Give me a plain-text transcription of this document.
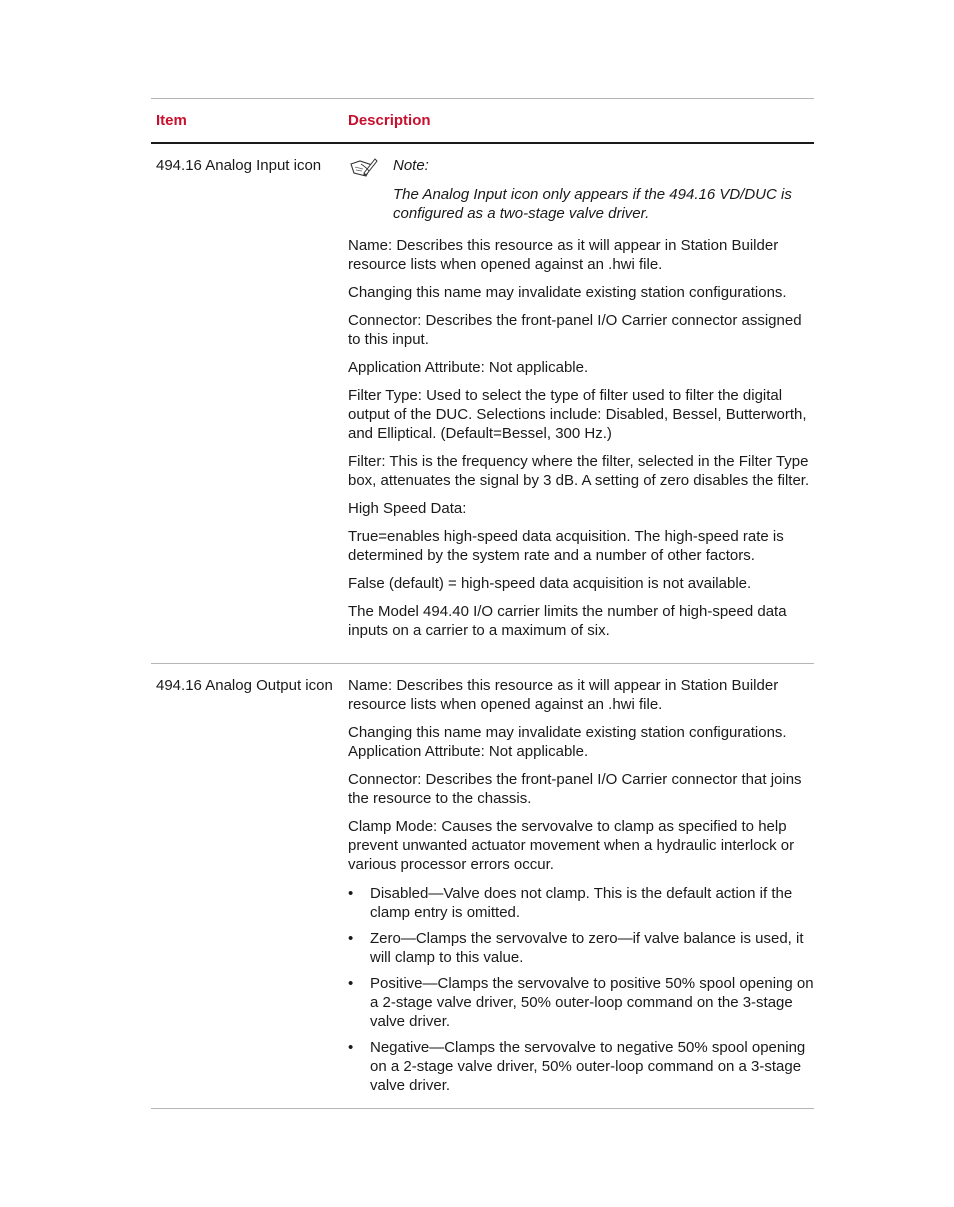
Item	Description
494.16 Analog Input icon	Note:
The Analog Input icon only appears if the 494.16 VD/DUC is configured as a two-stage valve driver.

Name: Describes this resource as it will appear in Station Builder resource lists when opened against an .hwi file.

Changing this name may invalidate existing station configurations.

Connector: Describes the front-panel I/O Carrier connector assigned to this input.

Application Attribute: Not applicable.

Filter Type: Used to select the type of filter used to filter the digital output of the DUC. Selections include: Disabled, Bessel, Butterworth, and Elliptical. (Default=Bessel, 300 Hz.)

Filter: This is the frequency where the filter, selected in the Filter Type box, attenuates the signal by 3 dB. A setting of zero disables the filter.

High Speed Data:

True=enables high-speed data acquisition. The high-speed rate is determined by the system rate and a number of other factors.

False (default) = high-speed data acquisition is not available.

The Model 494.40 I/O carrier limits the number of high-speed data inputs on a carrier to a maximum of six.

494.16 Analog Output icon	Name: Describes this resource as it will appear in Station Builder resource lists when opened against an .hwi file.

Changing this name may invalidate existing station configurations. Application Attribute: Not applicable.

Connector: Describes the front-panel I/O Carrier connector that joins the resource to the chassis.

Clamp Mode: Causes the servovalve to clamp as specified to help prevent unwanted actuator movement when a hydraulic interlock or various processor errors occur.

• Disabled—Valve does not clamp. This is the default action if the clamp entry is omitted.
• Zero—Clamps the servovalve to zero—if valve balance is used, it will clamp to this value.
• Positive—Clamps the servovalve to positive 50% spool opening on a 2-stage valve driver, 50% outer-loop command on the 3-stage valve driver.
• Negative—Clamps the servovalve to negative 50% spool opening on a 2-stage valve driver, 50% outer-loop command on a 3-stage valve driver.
───
PROBLEM STATEMENT:
Each entry above should be reproduced exactly, with the pictures removed.

RESPONSE BELOW:
Give me a plain-text transcription of this document.
Item	Description
494.16 Analog Input icon	Note:
The Analog Input icon only appears if the 494.16 VD/DUC is configured as a two-stage valve driver.

Name: Describes this resource as it will appear in Station Builder resource lists when opened against an .hwi file.

Changing this name may invalidate existing station configurations.

Connector: Describes the front-panel I/O Carrier connector assigned to this input.

Application Attribute: Not applicable.

Filter Type: Used to select the type of filter used to filter the digital output of the DUC. Selections include: Disabled, Bessel, Butterworth, and Elliptical. (Default=Bessel, 300 Hz.)

Filter: This is the frequency where the filter, selected in the Filter Type box, attenuates the signal by 3 dB. A setting of zero disables the filter.

High Speed Data:

True=enables high-speed data acquisition. The high-speed rate is determined by the system rate and a number of other factors.

False (default) = high-speed data acquisition is not available.

The Model 494.40 I/O carrier limits the number of high-speed data inputs on a carrier to a maximum of six.

494.16 Analog Output icon	Name: Describes this resource as it will appear in Station Builder resource lists when opened against an .hwi file.

Changing this name may invalidate existing station configurations. Application Attribute: Not applicable.

Connector: Describes the front-panel I/O Carrier connector that joins the resource to the chassis.

Clamp Mode: Causes the servovalve to clamp as specified to help prevent unwanted actuator movement when a hydraulic interlock or various processor errors occur.

• Disabled—Valve does not clamp. This is the default action if the clamp entry is omitted.
• Zero—Clamps the servovalve to zero—if valve balance is used, it will clamp to this value.
• Positive—Clamps the servovalve to positive 50% spool opening on a 2-stage valve driver, 50% outer-loop command on the 3-stage valve driver.
• Negative—Clamps the servovalve to negative 50% spool opening on a 2-stage valve driver, 50% outer-loop command on a 3-stage valve driver.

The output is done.